— Your goal —
Without the pictures, output the records below word for word.

--- start of Excerpted data ---

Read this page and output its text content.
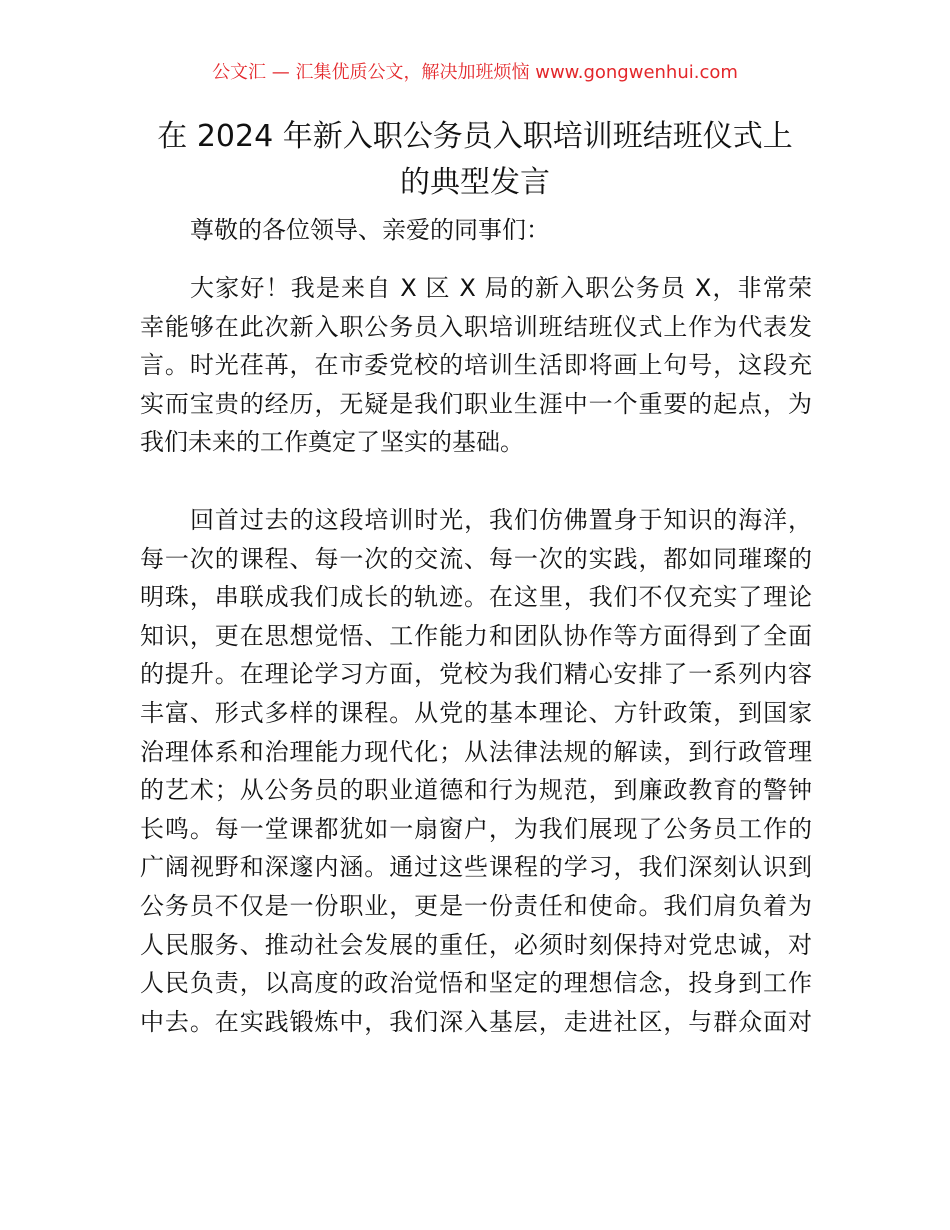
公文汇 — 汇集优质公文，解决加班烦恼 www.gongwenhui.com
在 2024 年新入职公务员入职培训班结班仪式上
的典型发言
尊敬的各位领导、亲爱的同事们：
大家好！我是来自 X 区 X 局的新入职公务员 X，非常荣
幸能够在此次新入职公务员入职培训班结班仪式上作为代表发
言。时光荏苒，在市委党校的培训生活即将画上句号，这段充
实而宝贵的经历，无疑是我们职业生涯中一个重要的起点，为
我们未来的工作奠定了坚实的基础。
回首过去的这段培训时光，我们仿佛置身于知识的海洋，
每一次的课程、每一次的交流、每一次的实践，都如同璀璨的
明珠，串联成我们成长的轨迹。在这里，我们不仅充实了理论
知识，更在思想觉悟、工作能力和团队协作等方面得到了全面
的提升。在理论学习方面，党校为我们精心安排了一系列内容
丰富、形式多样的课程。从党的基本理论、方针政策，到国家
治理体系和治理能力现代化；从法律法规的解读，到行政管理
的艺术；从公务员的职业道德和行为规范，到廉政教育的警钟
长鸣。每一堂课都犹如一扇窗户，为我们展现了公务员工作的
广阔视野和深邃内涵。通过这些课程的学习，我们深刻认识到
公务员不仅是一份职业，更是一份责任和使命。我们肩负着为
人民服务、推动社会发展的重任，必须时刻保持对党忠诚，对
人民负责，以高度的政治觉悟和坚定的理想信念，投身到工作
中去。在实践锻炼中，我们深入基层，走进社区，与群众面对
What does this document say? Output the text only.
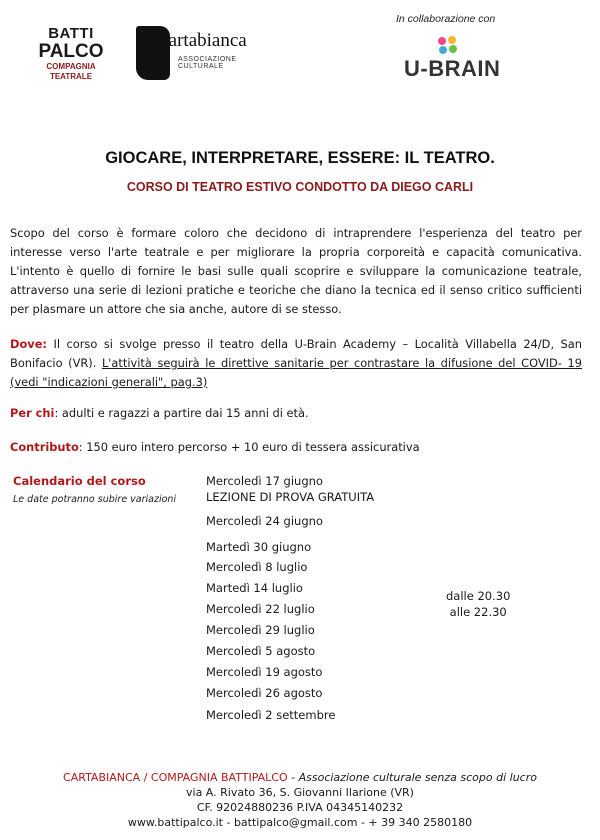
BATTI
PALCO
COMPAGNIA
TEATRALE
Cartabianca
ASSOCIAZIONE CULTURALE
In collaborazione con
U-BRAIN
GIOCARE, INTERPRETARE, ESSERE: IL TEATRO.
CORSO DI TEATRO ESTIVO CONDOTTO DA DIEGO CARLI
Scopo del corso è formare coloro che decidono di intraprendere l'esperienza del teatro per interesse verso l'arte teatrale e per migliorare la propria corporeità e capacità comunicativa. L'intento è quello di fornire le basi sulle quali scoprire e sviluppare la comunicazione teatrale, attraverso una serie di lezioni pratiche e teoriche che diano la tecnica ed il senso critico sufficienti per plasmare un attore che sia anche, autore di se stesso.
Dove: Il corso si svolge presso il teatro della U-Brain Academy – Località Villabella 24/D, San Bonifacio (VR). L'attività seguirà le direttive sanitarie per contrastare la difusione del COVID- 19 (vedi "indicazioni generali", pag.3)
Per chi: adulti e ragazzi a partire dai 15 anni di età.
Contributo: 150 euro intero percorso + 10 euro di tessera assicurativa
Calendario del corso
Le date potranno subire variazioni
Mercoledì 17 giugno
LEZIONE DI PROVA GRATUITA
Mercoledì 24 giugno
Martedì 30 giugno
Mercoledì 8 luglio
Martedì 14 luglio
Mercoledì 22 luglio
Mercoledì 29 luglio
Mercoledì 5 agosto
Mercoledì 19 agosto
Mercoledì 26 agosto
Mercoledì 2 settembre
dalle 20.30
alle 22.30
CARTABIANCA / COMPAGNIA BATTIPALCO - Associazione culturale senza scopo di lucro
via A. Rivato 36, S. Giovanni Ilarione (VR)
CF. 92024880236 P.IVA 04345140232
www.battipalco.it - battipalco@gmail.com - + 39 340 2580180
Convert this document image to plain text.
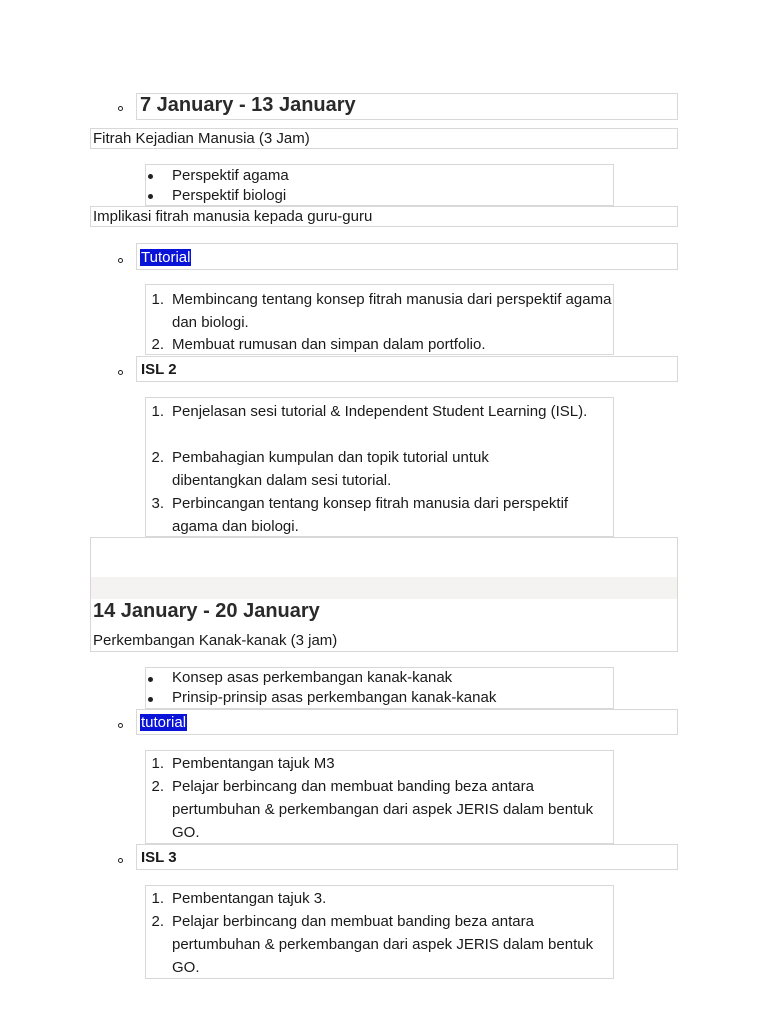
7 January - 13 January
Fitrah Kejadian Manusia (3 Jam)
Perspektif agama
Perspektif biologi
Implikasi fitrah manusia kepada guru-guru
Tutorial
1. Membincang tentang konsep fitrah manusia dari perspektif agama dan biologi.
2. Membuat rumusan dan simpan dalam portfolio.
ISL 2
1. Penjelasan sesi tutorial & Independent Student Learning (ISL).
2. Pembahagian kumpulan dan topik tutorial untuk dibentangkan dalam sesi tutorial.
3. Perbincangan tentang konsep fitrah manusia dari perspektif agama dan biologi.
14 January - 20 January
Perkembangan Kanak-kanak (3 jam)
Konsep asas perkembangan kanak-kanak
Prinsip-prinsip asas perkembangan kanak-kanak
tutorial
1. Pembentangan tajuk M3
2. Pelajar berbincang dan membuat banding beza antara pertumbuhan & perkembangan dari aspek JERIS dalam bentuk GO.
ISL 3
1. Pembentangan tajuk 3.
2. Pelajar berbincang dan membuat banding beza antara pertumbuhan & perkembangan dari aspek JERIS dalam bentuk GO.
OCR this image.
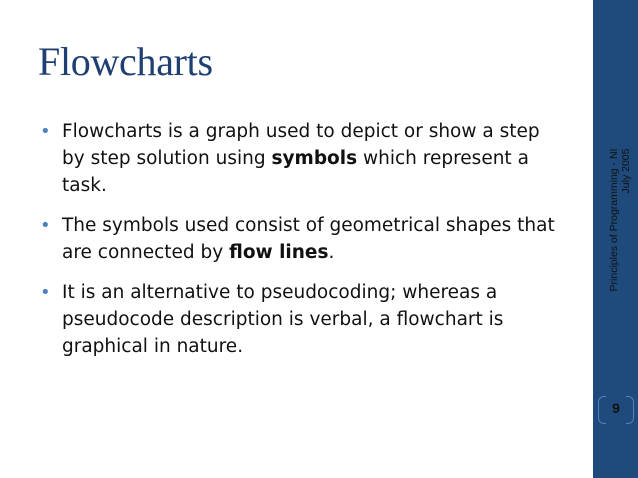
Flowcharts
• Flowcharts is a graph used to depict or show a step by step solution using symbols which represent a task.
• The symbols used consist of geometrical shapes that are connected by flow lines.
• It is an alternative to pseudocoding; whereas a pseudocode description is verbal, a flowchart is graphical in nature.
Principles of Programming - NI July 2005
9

--- end of Excerpted data ---

— Output for this task —
Read this page and output its text content.
公文汇 — 汇集优质公文，解决加班烦恼 www.gongwenhui.com
在 2024 年新入职公务员入职培训班结班仪式上
的典型发言
尊敬的各位领导、亲爱的同事们：
大家好！我是来自 X 区 X 局的新入职公务员 X，非常荣
幸能够在此次新入职公务员入职培训班结班仪式上作为代表发
言。时光荏苒，在市委党校的培训生活即将画上句号，这段充
实而宝贵的经历，无疑是我们职业生涯中一个重要的起点，为
我们未来的工作奠定了坚实的基础。
回首过去的这段培训时光，我们仿佛置身于知识的海洋，
每一次的课程、每一次的交流、每一次的实践，都如同璀璨的
明珠，串联成我们成长的轨迹。在这里，我们不仅充实了理论
知识，更在思想觉悟、工作能力和团队协作等方面得到了全面
的提升。在理论学习方面，党校为我们精心安排了一系列内容
丰富、形式多样的课程。从党的基本理论、方针政策，到国家
治理体系和治理能力现代化；从法律法规的解读，到行政管理
的艺术；从公务员的职业道德和行为规范，到廉政教育的警钟
长鸣。每一堂课都犹如一扇窗户，为我们展现了公务员工作的
广阔视野和深邃内涵。通过这些课程的学习，我们深刻认识到
公务员不仅是一份职业，更是一份责任和使命。我们肩负着为
人民服务、推动社会发展的重任，必须时刻保持对党忠诚，对
人民负责，以高度的政治觉悟和坚定的理想信念，投身到工作
中去。在实践锻炼中，我们深入基层，走进社区，与群众面对
What does this document say? Output the text only.
BATTI
PALCO
COMPAGNIA
TEATRALE
Cartabianca
ASSOCIAZIONE CULTURALE
In collaborazione con
U-BRAIN
GIOCARE, INTERPRETARE, ESSERE: IL TEATRO.
CORSO DI TEATRO ESTIVO CONDOTTO DA DIEGO CARLI
Scopo del corso è formare coloro che decidono di intraprendere l'esperienza del teatro per interesse verso l'arte teatrale e per migliorare la propria corporeità e capacità comunicativa. L'intento è quello di fornire le basi sulle quali scoprire e sviluppare la comunicazione teatrale, attraverso una serie di lezioni pratiche e teoriche che diano la tecnica ed il senso critico sufficienti per plasmare un attore che sia anche, autore di se stesso.
Dove: Il corso si svolge presso il teatro della U-Brain Academy – Località Villabella 24/D, San Bonifacio (VR). L'attività seguirà le direttive sanitarie per contrastare la difusione del COVID- 19 (vedi "indicazioni generali", pag.3)
Per chi: adulti e ragazzi a partire dai 15 anni di età.
Contributo: 150 euro intero percorso + 10 euro di tessera assicurativa
Calendario del corso
Le date potranno subire variazioni
Mercoledì 17 giugno
LEZIONE DI PROVA GRATUITA
Mercoledì 24 giugno
Martedì 30 giugno
Mercoledì 8 luglio
Martedì 14 luglio
Mercoledì 22 luglio
Mercoledì 29 luglio
Mercoledì 5 agosto
Mercoledì 19 agosto
Mercoledì 26 agosto
Mercoledì 2 settembre
dalle 20.30
alle 22.30
CARTABIANCA / COMPAGNIA BATTIPALCO - Associazione culturale senza scopo di lucro
via A. Rivato 36, S. Giovanni Ilarione (VR)
CF. 92024880236 P.IVA 04345140232
www.battipalco.it - battipalco@gmail.com - + 39 340 2580180
Convert this document image to plain text.
7 January - 13 January
Fitrah Kejadian Manusia (3 Jam)
Perspektif agama
Perspektif biologi
Implikasi fitrah manusia kepada guru-guru
Tutorial
1. Membincang tentang konsep fitrah manusia dari perspektif agama dan biologi.
2. Membuat rumusan dan simpan dalam portfolio.
ISL 2
1. Penjelasan sesi tutorial & Independent Student Learning (ISL).
2. Pembahagian kumpulan dan topik tutorial untuk dibentangkan dalam sesi tutorial.
3. Perbincangan tentang konsep fitrah manusia dari perspektif agama dan biologi.
14 January - 20 January
Perkembangan Kanak-kanak (3 jam)
Konsep asas perkembangan kanak-kanak
Prinsip-prinsip asas perkembangan kanak-kanak
tutorial
1. Pembentangan tajuk M3
2. Pelajar berbincang dan membuat banding beza antara pertumbuhan & perkembangan dari aspek JERIS dalam bentuk GO.
ISL 3
1. Pembentangan tajuk 3.
2. Pelajar berbincang dan membuat banding beza antara pertumbuhan & perkembangan dari aspek JERIS dalam bentuk GO.
OCR this image.
Flowcharts
• Flowcharts is a graph used to depict or show a step by step solution using symbols which represent a task.
• The symbols used consist of geometrical shapes that are connected by flow lines.
• It is an alternative to pseudocoding; whereas a pseudocode description is verbal, a flowchart is graphical in nature.
Principles of Programming - NI July 2005
9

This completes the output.